Repeat every line of the listing below exactly, minus the pictures.

****************

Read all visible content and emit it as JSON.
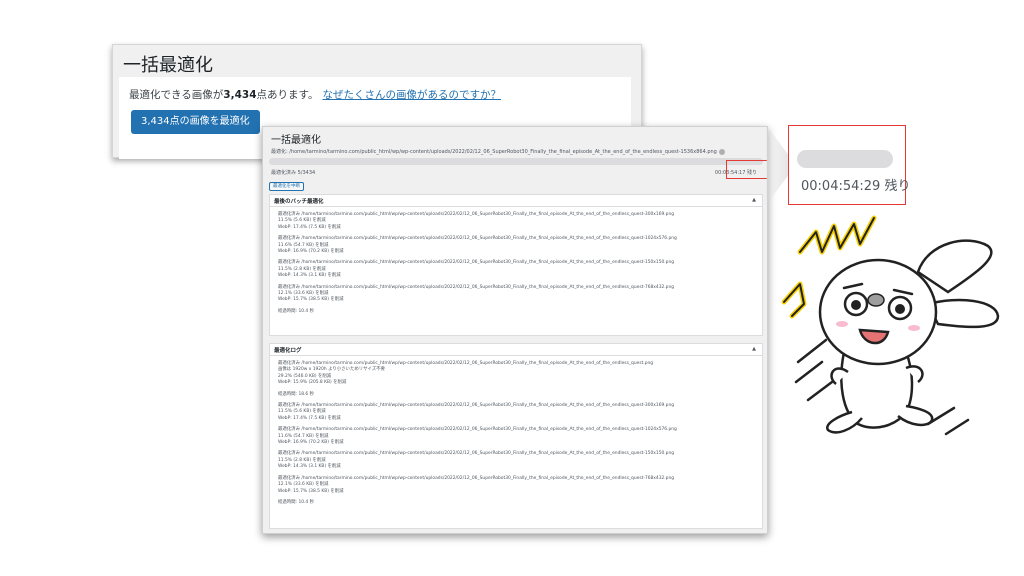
{
  "bulk_panel": {
    "title": "一括最適化",
    "count_text_pre": "最適化できる画像が",
    "count_value": "3,434",
    "count_text_post": "点あります。",
    "help_link": "なぜたくさんの画像があるのですか？",
    "optimize_button": "3,434点の画像を最適化"
  },
  "progress_panel": {
    "title": "一括最適化",
    "current_path": "最適化: /home/tarmino/tarmino.com/public_html/wp/wp-content/uploads/2022/02/12_06_SuperRobot30_Finally_the_final_episode_At_the_end_of_the_endless_quest-1536x864.png",
    "optimized_count": "最適化済み 5/3434",
    "remaining_small": "00:03:54:17 残り",
    "stop_button": "最適化を中断",
    "last_batch": {
      "header": "最後のバッチ最適化",
      "entries": [
        {
          "path": "最適化済み /home/tarmino/tarmino.com/public_html/wp/wp-content/uploads/2022/02/12_06_SuperRobot30_Finally_the_final_episode_At_the_end_of_the_endless_quest-300x169.png",
          "line1": "11.5% (5.6 KB) を削減",
          "line2": "WebP: 17.4% (7.5 KB) を削減"
        },
        {
          "path": "最適化済み /home/tarmino/tarmino.com/public_html/wp/wp-content/uploads/2022/02/12_06_SuperRobot30_Finally_the_final_episode_At_the_end_of_the_endless_quest-1024x576.png",
          "line1": "11.6% (54.7 KB) を削減",
          "line2": "WebP: 16.9% (70.2 KB) を削減"
        },
        {
          "path": "最適化済み /home/tarmino/tarmino.com/public_html/wp/wp-content/uploads/2022/02/12_06_SuperRobot30_Finally_the_final_episode_At_the_end_of_the_endless_quest-150x150.png",
          "line1": "11.5% (2.8 KB) を削減",
          "line2": "WebP: 14.3% (3.1 KB) を削減"
        },
        {
          "path": "最適化済み /home/tarmino/tarmino.com/public_html/wp/wp-content/uploads/2022/02/12_06_SuperRobot30_Finally_the_final_episode_At_the_end_of_the_endless_quest-768x432.png",
          "line1": "12.1% (33.6 KB) を削減",
          "line2": "WebP: 15.7% (38.5 KB) を削減"
        }
      ],
      "elapsed": "経過時間: 10.4 秒"
    },
    "log": {
      "header": "最適化ログ",
      "first_path": "最適化済み /home/tarmino/tarmino.com/public_html/wp/wp-content/uploads/2022/02/12_06_SuperRobot30_Finally_the_final_episode_At_the_end_of_the_endless_quest.png",
      "first_note": "画像は 1920w x 1920h より小さいためリサイズ不要",
      "first_line1": "29.2% (546.0 KB) を削減",
      "first_line2": "WebP: 15.9% (205.8 KB) を削減",
      "first_elapsed": "経過時間: 18.6 秒",
      "entries": [
        {
          "path": "最適化済み /home/tarmino/tarmino.com/public_html/wp/wp-content/uploads/2022/02/12_06_SuperRobot30_Finally_the_final_episode_At_the_end_of_the_endless_quest-300x169.png",
          "line1": "11.5% (5.6 KB) を削減",
          "line2": "WebP: 17.4% (7.5 KB) を削減"
        },
        {
          "path": "最適化済み /home/tarmino/tarmino.com/public_html/wp/wp-content/uploads/2022/02/12_06_SuperRobot30_Finally_the_final_episode_At_the_end_of_the_endless_quest-1024x576.png",
          "line1": "11.6% (54.7 KB) を削減",
          "line2": "WebP: 16.9% (70.2 KB) を削減"
        },
        {
          "path": "最適化済み /home/tarmino/tarmino.com/public_html/wp/wp-content/uploads/2022/02/12_06_SuperRobot30_Finally_the_final_episode_At_the_end_of_the_endless_quest-150x150.png",
          "line1": "11.5% (2.8 KB) を削減",
          "line2": "WebP: 14.3% (3.1 KB) を削減"
        },
        {
          "path": "最適化済み /home/tarmino/tarmino.com/public_html/wp/wp-content/uploads/2022/02/12_06_SuperRobot30_Finally_the_final_episode_At_the_end_of_the_endless_quest-768x432.png",
          "line1": "12.1% (33.6 KB) を削減",
          "line2": "WebP: 15.7% (38.5 KB) を削減"
        }
      ],
      "elapsed": "経過時間: 10.4 秒"
    }
  },
  "zoom_callout": {
    "remaining": "00:04:54:29 残り"
  },
  "colors": {
    "primary_button": "#2271b1",
    "highlight_border": "#e53935",
    "accent_yellow": "#f5d000"
  },
  "icons": [
    "gear-icon",
    "caret-up-icon"
  ]
}
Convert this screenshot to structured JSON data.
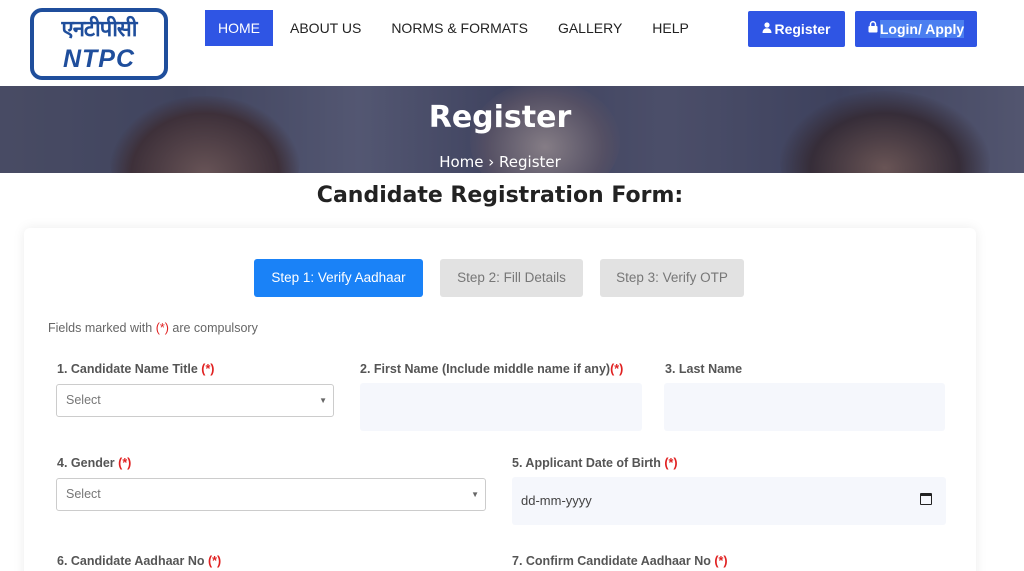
{
  "logo": {
    "hindi": "एनटीपीसी",
    "english": "NTPC"
  },
  "nav": {
    "items": [
      "HOME",
      "ABOUT US",
      "NORMS & FORMATS",
      "GALLERY",
      "HELP"
    ],
    "register_label": "Register",
    "login_label": "Login/ Apply"
  },
  "banner": {
    "title": "Register",
    "breadcrumb_home": "Home",
    "breadcrumb_sep": "›",
    "breadcrumb_current": "Register"
  },
  "form": {
    "title": "Candidate Registration Form:",
    "steps": [
      "Step 1: Verify Aadhaar",
      "Step 2: Fill Details",
      "Step 3: Verify OTP"
    ],
    "note_prefix": "Fields marked with",
    "note_req": "(*)",
    "note_suffix": "are compulsory",
    "required_mark": "(*)",
    "fields": {
      "name_title": {
        "label": "1. Candidate Name Title",
        "placeholder": "Select"
      },
      "first_name": {
        "label": "2. First Name (Include middle name if any)"
      },
      "last_name": {
        "label": "3. Last Name"
      },
      "gender": {
        "label": "4. Gender",
        "placeholder": "Select"
      },
      "dob": {
        "label": "5. Applicant Date of Birth",
        "placeholder": "dd-mm-yyyy"
      },
      "aadhaar": {
        "label": "6. Candidate Aadhaar No"
      },
      "confirm_aadhaar": {
        "label": "7. Confirm Candidate Aadhaar No"
      }
    }
  },
  "colors": {
    "primary": "#2f55e4",
    "step_active": "#1a82f7",
    "step_inactive": "#e2e2e2",
    "required": "#e02020",
    "logo_blue": "#1f4e9c"
  }
}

****************

** SOLUTION TO THE PROBLEM **
Read all visible content and emit it as JSON.
{
  "bulk_panel": {
    "title": "一括最適化",
    "count_text_pre": "最適化できる画像が",
    "count_value": "3,434",
    "count_text_post": "点あります。",
    "help_link": "なぜたくさんの画像があるのですか？",
    "optimize_button": "3,434点の画像を最適化"
  },
  "progress_panel": {
    "title": "一括最適化",
    "current_path": "最適化: /home/tarmino/tarmino.com/public_html/wp/wp-content/uploads/2022/02/12_06_SuperRobot30_Finally_the_final_episode_At_the_end_of_the_endless_quest-1536x864.png",
    "optimized_count": "最適化済み 5/3434",
    "remaining_small": "00:03:54:17 残り",
    "stop_button": "最適化を中断",
    "last_batch": {
      "header": "最後のバッチ最適化",
      "entries": [
        {
          "path": "最適化済み /home/tarmino/tarmino.com/public_html/wp/wp-content/uploads/2022/02/12_06_SuperRobot30_Finally_the_final_episode_At_the_end_of_the_endless_quest-300x169.png",
          "line1": "11.5% (5.6 KB) を削減",
          "line2": "WebP: 17.4% (7.5 KB) を削減"
        },
        {
          "path": "最適化済み /home/tarmino/tarmino.com/public_html/wp/wp-content/uploads/2022/02/12_06_SuperRobot30_Finally_the_final_episode_At_the_end_of_the_endless_quest-1024x576.png",
          "line1": "11.6% (54.7 KB) を削減",
          "line2": "WebP: 16.9% (70.2 KB) を削減"
        },
        {
          "path": "最適化済み /home/tarmino/tarmino.com/public_html/wp/wp-content/uploads/2022/02/12_06_SuperRobot30_Finally_the_final_episode_At_the_end_of_the_endless_quest-150x150.png",
          "line1": "11.5% (2.8 KB) を削減",
          "line2": "WebP: 14.3% (3.1 KB) を削減"
        },
        {
          "path": "最適化済み /home/tarmino/tarmino.com/public_html/wp/wp-content/uploads/2022/02/12_06_SuperRobot30_Finally_the_final_episode_At_the_end_of_the_endless_quest-768x432.png",
          "line1": "12.1% (33.6 KB) を削減",
          "line2": "WebP: 15.7% (38.5 KB) を削減"
        }
      ],
      "elapsed": "経過時間: 10.4 秒"
    },
    "log": {
      "header": "最適化ログ",
      "first_path": "最適化済み /home/tarmino/tarmino.com/public_html/wp/wp-content/uploads/2022/02/12_06_SuperRobot30_Finally_the_final_episode_At_the_end_of_the_endless_quest.png",
      "first_note": "画像は 1920w x 1920h より小さいためリサイズ不要",
      "first_line1": "29.2% (546.0 KB) を削減",
      "first_line2": "WebP: 15.9% (205.8 KB) を削減",
      "first_elapsed": "経過時間: 18.6 秒",
      "entries": [
        {
          "path": "最適化済み /home/tarmino/tarmino.com/public_html/wp/wp-content/uploads/2022/02/12_06_SuperRobot30_Finally_the_final_episode_At_the_end_of_the_endless_quest-300x169.png",
          "line1": "11.5% (5.6 KB) を削減",
          "line2": "WebP: 17.4% (7.5 KB) を削減"
        },
        {
          "path": "最適化済み /home/tarmino/tarmino.com/public_html/wp/wp-content/uploads/2022/02/12_06_SuperRobot30_Finally_the_final_episode_At_the_end_of_the_endless_quest-1024x576.png",
          "line1": "11.6% (54.7 KB) を削減",
          "line2": "WebP: 16.9% (70.2 KB) を削減"
        },
        {
          "path": "最適化済み /home/tarmino/tarmino.com/public_html/wp/wp-content/uploads/2022/02/12_06_SuperRobot30_Finally_the_final_episode_At_the_end_of_the_endless_quest-150x150.png",
          "line1": "11.5% (2.8 KB) を削減",
          "line2": "WebP: 14.3% (3.1 KB) を削減"
        },
        {
          "path": "最適化済み /home/tarmino/tarmino.com/public_html/wp/wp-content/uploads/2022/02/12_06_SuperRobot30_Finally_the_final_episode_At_the_end_of_the_endless_quest-768x432.png",
          "line1": "12.1% (33.6 KB) を削減",
          "line2": "WebP: 15.7% (38.5 KB) を削減"
        }
      ],
      "elapsed": "経過時間: 10.4 秒"
    }
  },
  "zoom_callout": {
    "remaining": "00:04:54:29 残り"
  },
  "colors": {
    "primary_button": "#2271b1",
    "highlight_border": "#e53935",
    "accent_yellow": "#f5d000"
  },
  "icons": [
    "gear-icon",
    "caret-up-icon"
  ]
}
Convert this screenshot to structured JSON data.
{
  "logo": {
    "hindi": "एनटीपीसी",
    "english": "NTPC"
  },
  "nav": {
    "items": [
      "HOME",
      "ABOUT US",
      "NORMS & FORMATS",
      "GALLERY",
      "HELP"
    ],
    "register_label": "Register",
    "login_label": "Login/ Apply"
  },
  "banner": {
    "title": "Register",
    "breadcrumb_home": "Home",
    "breadcrumb_sep": "›",
    "breadcrumb_current": "Register"
  },
  "form": {
    "title": "Candidate Registration Form:",
    "steps": [
      "Step 1: Verify Aadhaar",
      "Step 2: Fill Details",
      "Step 3: Verify OTP"
    ],
    "note_prefix": "Fields marked with",
    "note_req": "(*)",
    "note_suffix": "are compulsory",
    "required_mark": "(*)",
    "fields": {
      "name_title": {
        "label": "1. Candidate Name Title",
        "placeholder": "Select"
      },
      "first_name": {
        "label": "2. First Name (Include middle name if any)"
      },
      "last_name": {
        "label": "3. Last Name"
      },
      "gender": {
        "label": "4. Gender",
        "placeholder": "Select"
      },
      "dob": {
        "label": "5. Applicant Date of Birth",
        "placeholder": "dd-mm-yyyy"
      },
      "aadhaar": {
        "label": "6. Candidate Aadhaar No"
      },
      "confirm_aadhaar": {
        "label": "7. Confirm Candidate Aadhaar No"
      }
    }
  },
  "colors": {
    "primary": "#2f55e4",
    "step_active": "#1a82f7",
    "step_inactive": "#e2e2e2",
    "required": "#e02020",
    "logo_blue": "#1f4e9c"
  }
}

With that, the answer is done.